• [DIRECTIONS] Find the string "Центральная" in the records. Copy every line it appears in.

------ INPUT DATA

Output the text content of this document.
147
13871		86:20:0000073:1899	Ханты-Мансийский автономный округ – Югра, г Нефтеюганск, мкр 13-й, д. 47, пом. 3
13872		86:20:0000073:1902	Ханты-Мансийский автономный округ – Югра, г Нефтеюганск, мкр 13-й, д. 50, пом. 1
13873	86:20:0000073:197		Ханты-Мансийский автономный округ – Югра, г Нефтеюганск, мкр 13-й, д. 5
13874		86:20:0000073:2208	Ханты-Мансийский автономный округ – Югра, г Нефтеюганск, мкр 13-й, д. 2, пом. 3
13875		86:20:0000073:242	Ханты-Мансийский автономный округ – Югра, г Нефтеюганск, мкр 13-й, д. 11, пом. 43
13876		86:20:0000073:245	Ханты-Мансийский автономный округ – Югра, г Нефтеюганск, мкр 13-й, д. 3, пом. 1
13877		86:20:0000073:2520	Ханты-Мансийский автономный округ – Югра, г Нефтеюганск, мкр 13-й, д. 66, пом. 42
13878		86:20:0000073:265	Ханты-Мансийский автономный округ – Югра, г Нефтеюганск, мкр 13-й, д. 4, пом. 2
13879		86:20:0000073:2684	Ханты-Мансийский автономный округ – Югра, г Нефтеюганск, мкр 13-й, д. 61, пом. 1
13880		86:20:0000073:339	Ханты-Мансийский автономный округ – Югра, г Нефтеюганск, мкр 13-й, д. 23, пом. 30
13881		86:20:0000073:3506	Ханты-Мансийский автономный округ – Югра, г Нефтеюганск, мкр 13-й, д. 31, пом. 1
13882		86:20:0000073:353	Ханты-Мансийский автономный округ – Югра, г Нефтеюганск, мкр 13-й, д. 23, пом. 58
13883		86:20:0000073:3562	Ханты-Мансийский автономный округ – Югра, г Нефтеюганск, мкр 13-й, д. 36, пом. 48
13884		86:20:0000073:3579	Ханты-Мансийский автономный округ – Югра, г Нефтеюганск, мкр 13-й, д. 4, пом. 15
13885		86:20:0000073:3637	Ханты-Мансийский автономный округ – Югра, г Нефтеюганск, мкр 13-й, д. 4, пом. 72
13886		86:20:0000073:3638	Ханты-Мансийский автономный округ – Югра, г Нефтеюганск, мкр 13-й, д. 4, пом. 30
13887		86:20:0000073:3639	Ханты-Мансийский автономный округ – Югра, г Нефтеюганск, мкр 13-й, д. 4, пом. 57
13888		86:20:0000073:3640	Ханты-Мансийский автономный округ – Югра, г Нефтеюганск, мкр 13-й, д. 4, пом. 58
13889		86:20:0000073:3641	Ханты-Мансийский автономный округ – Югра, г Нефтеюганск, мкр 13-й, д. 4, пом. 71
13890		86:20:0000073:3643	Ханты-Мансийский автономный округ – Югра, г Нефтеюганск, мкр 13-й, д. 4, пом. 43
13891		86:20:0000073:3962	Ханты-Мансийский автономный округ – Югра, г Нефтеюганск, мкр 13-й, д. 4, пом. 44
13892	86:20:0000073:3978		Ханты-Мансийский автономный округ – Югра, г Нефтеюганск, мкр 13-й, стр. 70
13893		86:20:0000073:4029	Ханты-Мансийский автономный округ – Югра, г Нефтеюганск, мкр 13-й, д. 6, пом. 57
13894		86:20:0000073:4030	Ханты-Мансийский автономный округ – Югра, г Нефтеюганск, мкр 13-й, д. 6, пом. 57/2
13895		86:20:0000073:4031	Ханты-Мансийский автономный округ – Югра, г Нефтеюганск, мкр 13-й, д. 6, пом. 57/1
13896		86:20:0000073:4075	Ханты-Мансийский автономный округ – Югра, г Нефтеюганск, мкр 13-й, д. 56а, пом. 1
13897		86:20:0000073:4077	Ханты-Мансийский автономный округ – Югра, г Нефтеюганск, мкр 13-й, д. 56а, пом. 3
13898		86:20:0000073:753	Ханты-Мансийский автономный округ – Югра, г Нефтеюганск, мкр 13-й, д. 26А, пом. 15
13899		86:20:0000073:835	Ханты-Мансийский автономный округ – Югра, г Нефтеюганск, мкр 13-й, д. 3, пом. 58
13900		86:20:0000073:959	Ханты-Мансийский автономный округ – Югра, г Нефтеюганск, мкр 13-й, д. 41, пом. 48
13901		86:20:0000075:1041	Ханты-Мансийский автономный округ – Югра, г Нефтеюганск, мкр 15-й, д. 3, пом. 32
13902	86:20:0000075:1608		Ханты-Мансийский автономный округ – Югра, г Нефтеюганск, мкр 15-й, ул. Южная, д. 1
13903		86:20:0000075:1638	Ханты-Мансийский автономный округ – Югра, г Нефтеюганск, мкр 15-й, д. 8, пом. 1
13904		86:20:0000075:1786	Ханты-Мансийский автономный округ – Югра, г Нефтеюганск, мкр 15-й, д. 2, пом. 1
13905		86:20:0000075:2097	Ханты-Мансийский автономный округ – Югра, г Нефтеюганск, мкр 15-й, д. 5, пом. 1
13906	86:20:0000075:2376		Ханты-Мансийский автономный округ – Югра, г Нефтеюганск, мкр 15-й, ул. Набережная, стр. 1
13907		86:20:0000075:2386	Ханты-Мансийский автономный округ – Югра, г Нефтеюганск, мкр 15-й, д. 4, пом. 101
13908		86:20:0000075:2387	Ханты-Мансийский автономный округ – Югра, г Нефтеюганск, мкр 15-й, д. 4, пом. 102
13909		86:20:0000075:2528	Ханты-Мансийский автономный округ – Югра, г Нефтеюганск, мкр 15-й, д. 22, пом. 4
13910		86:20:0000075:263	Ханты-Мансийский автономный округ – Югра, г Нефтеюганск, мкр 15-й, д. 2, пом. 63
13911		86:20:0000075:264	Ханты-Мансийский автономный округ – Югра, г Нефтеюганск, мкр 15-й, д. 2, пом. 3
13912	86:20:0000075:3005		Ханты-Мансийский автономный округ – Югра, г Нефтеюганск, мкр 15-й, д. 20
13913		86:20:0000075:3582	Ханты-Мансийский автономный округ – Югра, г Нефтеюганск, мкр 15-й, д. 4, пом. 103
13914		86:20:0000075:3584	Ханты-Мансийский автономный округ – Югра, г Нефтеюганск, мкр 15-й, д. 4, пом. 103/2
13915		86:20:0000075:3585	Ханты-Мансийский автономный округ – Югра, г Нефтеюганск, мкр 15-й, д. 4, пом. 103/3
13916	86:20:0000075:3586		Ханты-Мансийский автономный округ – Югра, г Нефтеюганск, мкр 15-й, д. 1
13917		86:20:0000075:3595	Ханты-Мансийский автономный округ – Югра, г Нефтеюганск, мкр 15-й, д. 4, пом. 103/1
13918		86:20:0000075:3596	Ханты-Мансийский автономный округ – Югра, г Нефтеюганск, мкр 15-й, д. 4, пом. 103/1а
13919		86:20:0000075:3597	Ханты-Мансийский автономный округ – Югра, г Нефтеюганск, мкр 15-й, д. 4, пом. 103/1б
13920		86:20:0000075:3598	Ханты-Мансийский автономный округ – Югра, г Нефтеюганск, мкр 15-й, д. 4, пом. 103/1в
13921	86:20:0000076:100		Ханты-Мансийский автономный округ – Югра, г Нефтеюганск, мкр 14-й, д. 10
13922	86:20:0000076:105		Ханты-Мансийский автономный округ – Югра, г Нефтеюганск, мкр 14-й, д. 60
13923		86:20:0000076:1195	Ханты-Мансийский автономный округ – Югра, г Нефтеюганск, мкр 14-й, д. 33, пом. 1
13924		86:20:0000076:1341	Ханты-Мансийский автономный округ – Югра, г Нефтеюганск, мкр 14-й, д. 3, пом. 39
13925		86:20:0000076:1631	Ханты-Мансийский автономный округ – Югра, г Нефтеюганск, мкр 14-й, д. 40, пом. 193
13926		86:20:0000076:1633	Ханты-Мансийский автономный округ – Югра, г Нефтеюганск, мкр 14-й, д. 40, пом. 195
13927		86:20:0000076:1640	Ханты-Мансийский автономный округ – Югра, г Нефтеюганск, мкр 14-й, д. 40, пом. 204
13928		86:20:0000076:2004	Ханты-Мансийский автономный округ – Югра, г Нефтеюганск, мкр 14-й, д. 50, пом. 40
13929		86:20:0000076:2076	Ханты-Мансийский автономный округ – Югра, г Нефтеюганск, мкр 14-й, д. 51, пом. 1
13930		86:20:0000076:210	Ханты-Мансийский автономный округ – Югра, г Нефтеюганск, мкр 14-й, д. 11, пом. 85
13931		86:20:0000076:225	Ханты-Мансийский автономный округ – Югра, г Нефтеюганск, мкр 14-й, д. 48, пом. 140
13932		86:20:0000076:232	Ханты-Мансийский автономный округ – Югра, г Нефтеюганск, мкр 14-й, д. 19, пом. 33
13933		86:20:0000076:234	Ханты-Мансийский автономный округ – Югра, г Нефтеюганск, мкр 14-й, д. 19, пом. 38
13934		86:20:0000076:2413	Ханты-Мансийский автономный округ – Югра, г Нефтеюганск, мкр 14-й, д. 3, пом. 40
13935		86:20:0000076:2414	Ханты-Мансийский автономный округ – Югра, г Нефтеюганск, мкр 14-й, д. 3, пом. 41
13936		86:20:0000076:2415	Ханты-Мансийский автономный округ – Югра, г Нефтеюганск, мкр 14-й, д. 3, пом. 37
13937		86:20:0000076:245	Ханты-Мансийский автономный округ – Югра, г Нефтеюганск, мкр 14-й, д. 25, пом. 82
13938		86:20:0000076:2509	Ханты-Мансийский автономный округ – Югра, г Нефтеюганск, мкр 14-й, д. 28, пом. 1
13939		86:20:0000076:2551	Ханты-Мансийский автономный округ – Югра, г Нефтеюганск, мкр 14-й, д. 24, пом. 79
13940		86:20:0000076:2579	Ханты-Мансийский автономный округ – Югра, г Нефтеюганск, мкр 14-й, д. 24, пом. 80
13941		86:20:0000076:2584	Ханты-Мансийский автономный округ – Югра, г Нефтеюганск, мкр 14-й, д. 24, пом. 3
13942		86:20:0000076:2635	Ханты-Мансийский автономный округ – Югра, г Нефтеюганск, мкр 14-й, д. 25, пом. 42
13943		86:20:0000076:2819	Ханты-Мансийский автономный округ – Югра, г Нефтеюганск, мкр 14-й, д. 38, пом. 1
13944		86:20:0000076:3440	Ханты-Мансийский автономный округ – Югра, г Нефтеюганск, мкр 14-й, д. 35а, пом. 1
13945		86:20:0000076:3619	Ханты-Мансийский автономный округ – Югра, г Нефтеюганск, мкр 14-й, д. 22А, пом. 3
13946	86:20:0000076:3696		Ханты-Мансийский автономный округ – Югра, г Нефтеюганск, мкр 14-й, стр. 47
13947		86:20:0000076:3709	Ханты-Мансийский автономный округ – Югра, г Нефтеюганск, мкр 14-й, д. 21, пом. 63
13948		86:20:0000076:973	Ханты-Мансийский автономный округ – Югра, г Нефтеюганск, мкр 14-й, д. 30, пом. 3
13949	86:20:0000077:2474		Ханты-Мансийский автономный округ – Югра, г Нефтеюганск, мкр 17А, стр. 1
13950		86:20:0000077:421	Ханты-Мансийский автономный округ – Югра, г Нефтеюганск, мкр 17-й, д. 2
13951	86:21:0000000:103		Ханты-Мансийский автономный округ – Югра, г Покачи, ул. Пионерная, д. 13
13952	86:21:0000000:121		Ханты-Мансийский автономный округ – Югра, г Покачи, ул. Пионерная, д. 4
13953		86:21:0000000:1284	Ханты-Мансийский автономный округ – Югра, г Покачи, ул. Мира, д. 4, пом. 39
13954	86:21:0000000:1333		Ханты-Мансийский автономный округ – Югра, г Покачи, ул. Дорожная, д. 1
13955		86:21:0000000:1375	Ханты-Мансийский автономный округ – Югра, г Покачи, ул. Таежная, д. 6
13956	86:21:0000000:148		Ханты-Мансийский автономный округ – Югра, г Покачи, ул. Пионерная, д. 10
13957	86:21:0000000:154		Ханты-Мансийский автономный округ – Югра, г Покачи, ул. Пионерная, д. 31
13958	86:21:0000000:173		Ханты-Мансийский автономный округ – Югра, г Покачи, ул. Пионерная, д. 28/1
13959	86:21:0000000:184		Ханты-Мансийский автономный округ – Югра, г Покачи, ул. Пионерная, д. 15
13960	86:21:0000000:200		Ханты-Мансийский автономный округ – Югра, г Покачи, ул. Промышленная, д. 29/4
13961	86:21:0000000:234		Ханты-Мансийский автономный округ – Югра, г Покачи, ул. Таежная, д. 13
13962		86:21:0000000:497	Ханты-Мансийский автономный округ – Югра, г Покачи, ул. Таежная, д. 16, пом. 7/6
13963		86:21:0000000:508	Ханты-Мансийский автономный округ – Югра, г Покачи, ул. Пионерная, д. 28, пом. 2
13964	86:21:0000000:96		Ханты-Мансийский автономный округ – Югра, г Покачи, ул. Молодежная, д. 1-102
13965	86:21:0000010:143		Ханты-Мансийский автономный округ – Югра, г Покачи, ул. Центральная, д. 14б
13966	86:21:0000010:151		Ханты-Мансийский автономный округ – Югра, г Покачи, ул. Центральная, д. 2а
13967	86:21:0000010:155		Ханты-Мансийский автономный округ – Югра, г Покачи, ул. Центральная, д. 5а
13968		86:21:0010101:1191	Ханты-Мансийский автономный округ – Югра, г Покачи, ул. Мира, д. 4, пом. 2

------------

• [COMPLETE RESPONSE]
13965	86:21:0000010:143		Ханты-Мансийский автономный округ – Югра, г Покачи, ул. Центральная, д. 14б
13966	86:21:0000010:151		Ханты-Мансийский автономный округ – Югра, г Покачи, ул. Центральная, д. 2а
13967	86:21:0000010:155		Ханты-Мансийский автономный округ – Югра, г Покачи, ул. Центральная, д. 5а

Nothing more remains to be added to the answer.